- _Problem to work on_: Go through the listing below and gather every line with the word "Property".

⟨

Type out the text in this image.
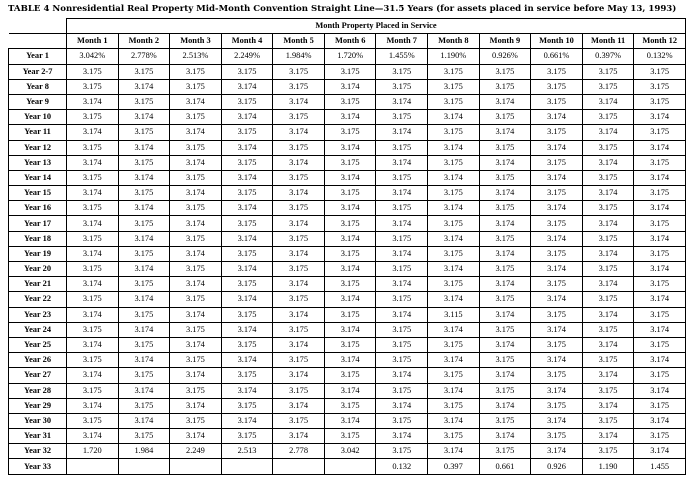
TABLE 4 Nonresidential Real Property Mid-Month Convention Straight Line—31.5 Years (for assets placed in service before May 13, 1993)
	Month Property Placed in Service											
	Month 1	Month 2	Month 3	Month 4	Month 5	Month 6	Month 7	Month 8	Month 9	Month 10	Month 11	Month 12
Year 1	3.042%	2.778%	2.513%	2.249%	1.984%	1.720%	1.455%	1.190%	0.926%	0.661%	0.397%	0.132%
Year 2-7	3.175	3.175	3.175	3.175	3.175	3.175	3.175	3.175	3.175	3.175	3.175	3.175
Year 8	3.175	3.174	3.175	3.174	3.175	3.174	3.175	3.175	3.175	3.175	3.175	3.175
Year 9	3.174	3.175	3.174	3.175	3.174	3.175	3.174	3.175	3.174	3.175	3.174	3.175
Year 10	3.175	3.174	3.175	3.174	3.175	3.174	3.175	3.174	3.175	3.174	3.175	3.174
Year 11	3.174	3.175	3.174	3.175	3.174	3.175	3.174	3.175	3.174	3.175	3.174	3.175
Year 12	3.175	3.174	3.175	3.174	3.175	3.174	3.175	3.174	3.175	3.174	3.175	3.174
Year 13	3.174	3.175	3.174	3.175	3.174	3.175	3.174	3.175	3.174	3.175	3.174	3.175
Year 14	3.175	3.174	3.175	3.174	3.175	3.174	3.175	3.174	3.175	3.174	3.175	3.174
Year 15	3.174	3.175	3.174	3.175	3.174	3.175	3.174	3.175	3.174	3.175	3.174	3.175
Year 16	3.175	3.174	3.175	3.174	3.175	3.174	3.175	3.174	3.175	3.174	3.175	3.174
Year 17	3.174	3.175	3.174	3.175	3.174	3.175	3.174	3.175	3.174	3.175	3.174	3.175
Year 18	3.175	3.174	3.175	3.174	3.175	3.174	3.175	3.174	3.175	3.174	3.175	3.174
Year 19	3.174	3.175	3.174	3.175	3.174	3.175	3.174	3.175	3.174	3.175	3.174	3.175
Year 20	3.175	3.174	3.175	3.174	3.175	3.174	3.175	3.174	3.175	3.174	3.175	3.174
Year 21	3.174	3.175	3.174	3.175	3.174	3.175	3.174	3.175	3.174	3.175	3.174	3.175
Year 22	3.175	3.174	3.175	3.174	3.175	3.174	3.175	3.174	3.175	3.174	3.175	3.174
Year 23	3.174	3.175	3.174	3.175	3.174	3.175	3.174	3.115	3.174	3.175	3.174	3.175
Year 24	3.175	3.174	3.175	3.174	3.175	3.174	3.175	3.174	3.175	3.174	3.175	3.174
Year 25	3.174	3.175	3.174	3.175	3.174	3.175	3.175	3.175	3.174	3.175	3.174	3.175
Year 26	3.175	3.174	3.175	3.174	3.175	3.174	3.175	3.174	3.175	3.174	3.175	3.174
Year 27	3.174	3.175	3.174	3.175	3.174	3.175	3.174	3.175	3.174	3.175	3.174	3.175
Year 28	3.175	3.174	3.175	3.174	3.175	3.174	3.175	3.174	3.175	3.174	3.175	3.174
Year 29	3.174	3.175	3.174	3.175	3.174	3.175	3.174	3.175	3.174	3.175	3.174	3.175
Year 30	3.175	3.174	3.175	3.174	3.175	3.174	3.175	3.174	3.175	3.174	3.175	3.174
Year 31	3.174	3.175	3.174	3.175	3.174	3.175	3.174	3.175	3.174	3.175	3.174	3.175
Year 32	1.720	1.984	2.249	2.513	2.778	3.042	3.175	3.174	3.175	3.174	3.175	3.174
Year 33							0.132	0.397	0.661	0.926	1.190	1.455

⟩

- _Exercise output_:
TABLE 4 Nonresidential Real Property Mid-Month Convention Straight Line—31.5 Years (for assets placed in service before May 13, 1993)
	Month Property Placed in Service											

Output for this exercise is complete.